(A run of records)
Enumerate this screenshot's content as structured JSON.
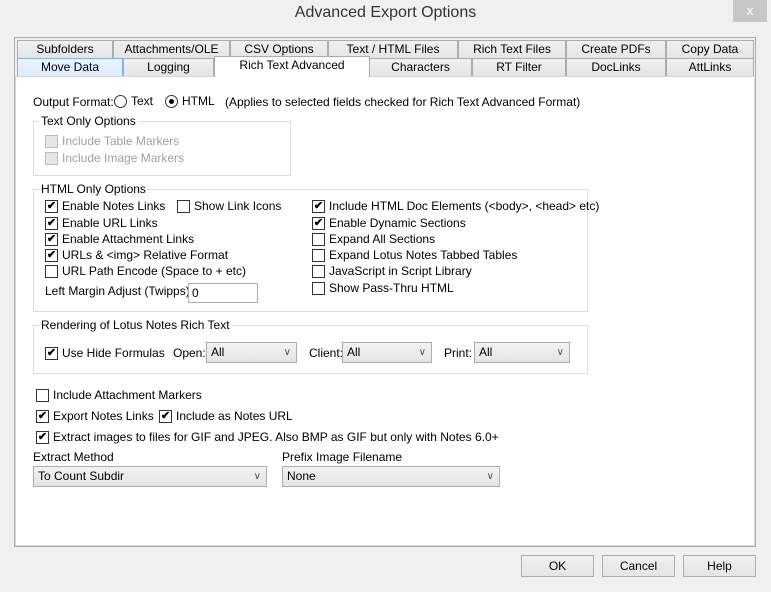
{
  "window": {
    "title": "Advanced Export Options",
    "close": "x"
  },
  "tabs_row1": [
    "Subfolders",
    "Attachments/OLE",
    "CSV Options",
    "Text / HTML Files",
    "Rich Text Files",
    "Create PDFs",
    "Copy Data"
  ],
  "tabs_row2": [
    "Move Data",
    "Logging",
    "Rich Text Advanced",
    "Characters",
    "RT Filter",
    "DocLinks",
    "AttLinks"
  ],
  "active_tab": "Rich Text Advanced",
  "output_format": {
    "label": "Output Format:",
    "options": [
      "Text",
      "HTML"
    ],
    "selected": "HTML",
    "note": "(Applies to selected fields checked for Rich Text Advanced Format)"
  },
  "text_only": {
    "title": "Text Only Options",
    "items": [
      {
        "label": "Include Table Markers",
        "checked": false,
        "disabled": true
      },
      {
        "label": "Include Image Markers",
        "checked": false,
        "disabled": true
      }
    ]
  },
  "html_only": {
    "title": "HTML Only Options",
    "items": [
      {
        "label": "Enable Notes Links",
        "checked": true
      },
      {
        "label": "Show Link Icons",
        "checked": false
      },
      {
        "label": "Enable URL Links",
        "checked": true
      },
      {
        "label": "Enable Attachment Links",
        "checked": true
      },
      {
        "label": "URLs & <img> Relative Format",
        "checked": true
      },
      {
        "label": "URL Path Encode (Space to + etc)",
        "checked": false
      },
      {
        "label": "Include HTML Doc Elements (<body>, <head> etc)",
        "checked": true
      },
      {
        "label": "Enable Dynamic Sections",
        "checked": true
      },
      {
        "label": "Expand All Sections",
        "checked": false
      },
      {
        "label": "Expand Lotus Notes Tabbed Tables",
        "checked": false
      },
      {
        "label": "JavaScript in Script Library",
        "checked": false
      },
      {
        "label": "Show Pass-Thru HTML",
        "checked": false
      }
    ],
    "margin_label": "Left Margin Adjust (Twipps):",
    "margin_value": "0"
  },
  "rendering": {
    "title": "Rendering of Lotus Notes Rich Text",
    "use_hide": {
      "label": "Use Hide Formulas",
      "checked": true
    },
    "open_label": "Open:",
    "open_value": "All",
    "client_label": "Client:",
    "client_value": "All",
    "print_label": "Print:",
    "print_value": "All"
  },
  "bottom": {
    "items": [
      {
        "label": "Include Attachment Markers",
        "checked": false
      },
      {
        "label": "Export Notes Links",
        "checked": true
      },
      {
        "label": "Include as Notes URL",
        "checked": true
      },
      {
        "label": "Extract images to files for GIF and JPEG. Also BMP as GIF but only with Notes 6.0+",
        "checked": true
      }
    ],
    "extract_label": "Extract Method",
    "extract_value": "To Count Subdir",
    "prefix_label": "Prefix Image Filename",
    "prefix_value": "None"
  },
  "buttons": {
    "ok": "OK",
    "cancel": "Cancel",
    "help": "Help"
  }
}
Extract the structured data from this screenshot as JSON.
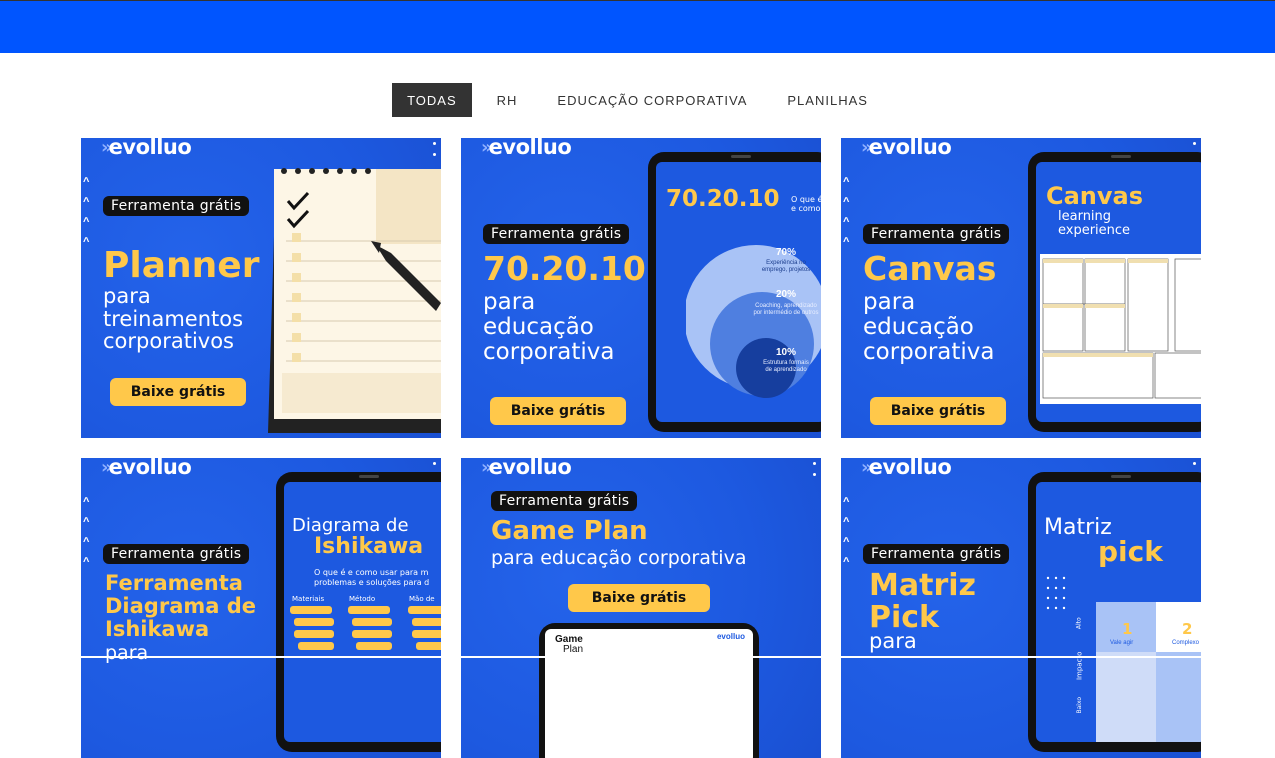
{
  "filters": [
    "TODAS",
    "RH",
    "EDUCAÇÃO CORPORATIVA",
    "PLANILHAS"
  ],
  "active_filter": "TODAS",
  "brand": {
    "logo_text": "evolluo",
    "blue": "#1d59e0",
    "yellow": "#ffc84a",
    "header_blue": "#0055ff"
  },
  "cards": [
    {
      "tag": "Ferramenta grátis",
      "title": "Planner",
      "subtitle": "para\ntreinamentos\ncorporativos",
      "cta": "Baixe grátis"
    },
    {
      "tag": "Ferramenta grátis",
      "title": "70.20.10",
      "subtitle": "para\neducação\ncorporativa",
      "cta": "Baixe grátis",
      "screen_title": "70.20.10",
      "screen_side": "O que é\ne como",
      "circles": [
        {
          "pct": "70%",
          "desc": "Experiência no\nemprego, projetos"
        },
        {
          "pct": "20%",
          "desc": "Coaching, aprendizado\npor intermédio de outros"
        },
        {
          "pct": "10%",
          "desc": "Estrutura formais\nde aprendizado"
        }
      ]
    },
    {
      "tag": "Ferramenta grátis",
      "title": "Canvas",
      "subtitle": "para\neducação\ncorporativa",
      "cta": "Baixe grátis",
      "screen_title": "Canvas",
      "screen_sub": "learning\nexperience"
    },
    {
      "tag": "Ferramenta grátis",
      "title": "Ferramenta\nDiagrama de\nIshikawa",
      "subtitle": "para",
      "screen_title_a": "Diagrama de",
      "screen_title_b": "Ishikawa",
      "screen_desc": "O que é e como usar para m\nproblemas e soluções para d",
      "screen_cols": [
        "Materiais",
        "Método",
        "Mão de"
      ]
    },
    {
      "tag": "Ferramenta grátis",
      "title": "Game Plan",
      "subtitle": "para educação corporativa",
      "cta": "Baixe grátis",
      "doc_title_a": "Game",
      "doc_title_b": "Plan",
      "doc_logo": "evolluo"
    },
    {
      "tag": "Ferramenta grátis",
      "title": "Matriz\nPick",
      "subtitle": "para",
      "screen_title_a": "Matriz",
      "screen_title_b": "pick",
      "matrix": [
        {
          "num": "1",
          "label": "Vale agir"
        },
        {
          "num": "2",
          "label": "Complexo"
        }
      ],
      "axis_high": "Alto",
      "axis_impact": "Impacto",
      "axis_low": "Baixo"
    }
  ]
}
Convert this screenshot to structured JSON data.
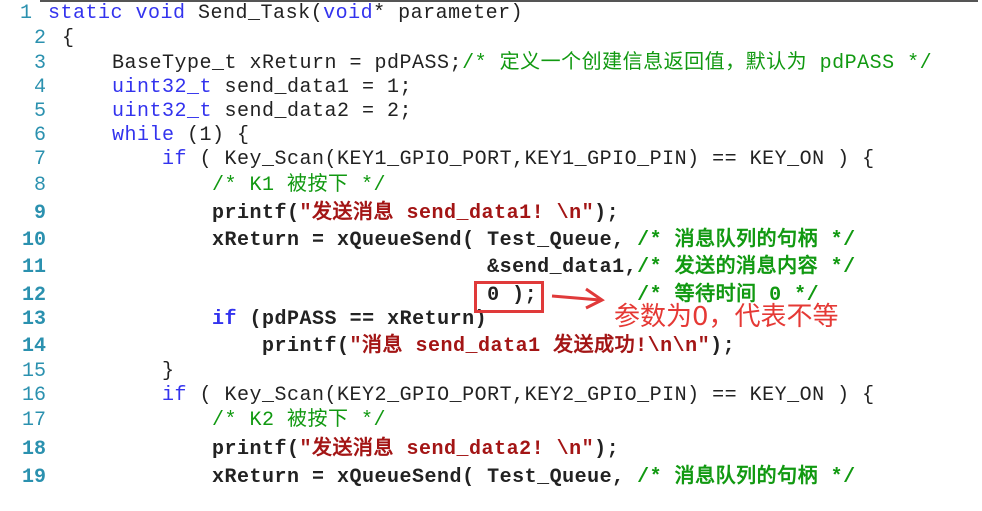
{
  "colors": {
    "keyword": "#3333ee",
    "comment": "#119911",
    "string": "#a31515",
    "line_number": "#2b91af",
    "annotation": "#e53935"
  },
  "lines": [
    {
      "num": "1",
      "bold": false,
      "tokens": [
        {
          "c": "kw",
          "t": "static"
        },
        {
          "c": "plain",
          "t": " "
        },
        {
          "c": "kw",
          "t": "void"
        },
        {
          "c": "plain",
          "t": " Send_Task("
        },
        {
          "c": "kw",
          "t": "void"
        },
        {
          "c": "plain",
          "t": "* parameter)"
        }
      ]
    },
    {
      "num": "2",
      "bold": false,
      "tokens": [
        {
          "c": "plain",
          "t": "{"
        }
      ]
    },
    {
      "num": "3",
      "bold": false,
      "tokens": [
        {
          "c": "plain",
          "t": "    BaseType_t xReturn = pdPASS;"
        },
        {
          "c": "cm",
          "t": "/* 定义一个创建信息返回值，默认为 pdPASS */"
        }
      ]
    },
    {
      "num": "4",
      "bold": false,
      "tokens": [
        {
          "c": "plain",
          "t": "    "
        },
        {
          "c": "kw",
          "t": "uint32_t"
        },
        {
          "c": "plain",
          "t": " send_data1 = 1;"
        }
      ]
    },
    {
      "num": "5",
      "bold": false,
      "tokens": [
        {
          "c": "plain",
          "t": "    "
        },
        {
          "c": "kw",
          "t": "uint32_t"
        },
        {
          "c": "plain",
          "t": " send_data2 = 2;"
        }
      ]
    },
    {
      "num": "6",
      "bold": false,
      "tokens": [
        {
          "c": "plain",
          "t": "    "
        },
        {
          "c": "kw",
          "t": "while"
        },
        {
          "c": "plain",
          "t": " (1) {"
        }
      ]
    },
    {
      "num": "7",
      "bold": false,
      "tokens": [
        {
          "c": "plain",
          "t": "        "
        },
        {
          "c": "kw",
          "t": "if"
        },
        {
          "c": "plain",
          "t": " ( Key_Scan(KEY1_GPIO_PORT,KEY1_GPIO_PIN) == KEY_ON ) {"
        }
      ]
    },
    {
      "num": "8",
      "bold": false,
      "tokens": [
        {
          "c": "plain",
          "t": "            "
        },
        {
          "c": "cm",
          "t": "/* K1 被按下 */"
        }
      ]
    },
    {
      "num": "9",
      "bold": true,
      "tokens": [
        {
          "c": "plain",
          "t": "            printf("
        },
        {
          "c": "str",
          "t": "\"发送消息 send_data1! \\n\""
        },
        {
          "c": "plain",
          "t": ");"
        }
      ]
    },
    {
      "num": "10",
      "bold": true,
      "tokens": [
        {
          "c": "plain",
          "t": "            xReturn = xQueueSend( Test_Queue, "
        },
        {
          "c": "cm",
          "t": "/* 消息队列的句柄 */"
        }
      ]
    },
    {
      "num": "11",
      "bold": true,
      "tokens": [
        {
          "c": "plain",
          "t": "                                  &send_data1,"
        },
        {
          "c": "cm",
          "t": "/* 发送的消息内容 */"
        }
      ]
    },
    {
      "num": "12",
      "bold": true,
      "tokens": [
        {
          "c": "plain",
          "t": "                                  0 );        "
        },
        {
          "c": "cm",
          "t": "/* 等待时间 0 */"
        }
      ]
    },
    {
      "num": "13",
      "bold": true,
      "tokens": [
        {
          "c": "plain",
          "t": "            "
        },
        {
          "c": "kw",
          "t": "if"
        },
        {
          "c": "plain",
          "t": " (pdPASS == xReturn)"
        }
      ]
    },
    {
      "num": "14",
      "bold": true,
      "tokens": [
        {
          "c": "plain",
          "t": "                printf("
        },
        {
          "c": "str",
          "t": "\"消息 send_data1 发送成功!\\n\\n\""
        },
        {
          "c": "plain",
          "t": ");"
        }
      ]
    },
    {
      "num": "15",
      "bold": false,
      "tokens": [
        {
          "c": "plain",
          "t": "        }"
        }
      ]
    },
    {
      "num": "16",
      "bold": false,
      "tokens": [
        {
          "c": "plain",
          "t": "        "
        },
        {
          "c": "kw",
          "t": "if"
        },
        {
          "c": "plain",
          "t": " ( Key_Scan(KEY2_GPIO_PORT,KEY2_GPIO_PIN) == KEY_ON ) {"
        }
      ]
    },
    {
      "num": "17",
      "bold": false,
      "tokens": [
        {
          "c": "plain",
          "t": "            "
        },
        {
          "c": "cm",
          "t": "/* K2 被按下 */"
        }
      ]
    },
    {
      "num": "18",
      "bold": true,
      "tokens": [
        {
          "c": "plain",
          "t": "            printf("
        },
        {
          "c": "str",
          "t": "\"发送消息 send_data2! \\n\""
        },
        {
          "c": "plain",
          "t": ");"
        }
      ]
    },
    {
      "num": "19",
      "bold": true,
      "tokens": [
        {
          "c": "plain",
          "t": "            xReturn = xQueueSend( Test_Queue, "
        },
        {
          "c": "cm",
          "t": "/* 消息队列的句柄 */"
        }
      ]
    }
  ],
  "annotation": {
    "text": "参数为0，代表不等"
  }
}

> SET PROBLEM
From the data above, copy each line where the string "Sections" appears.

> CORRECT ANSWER
        "label": "Enable Dynamic Sections",
        "label": "Expand All Sections",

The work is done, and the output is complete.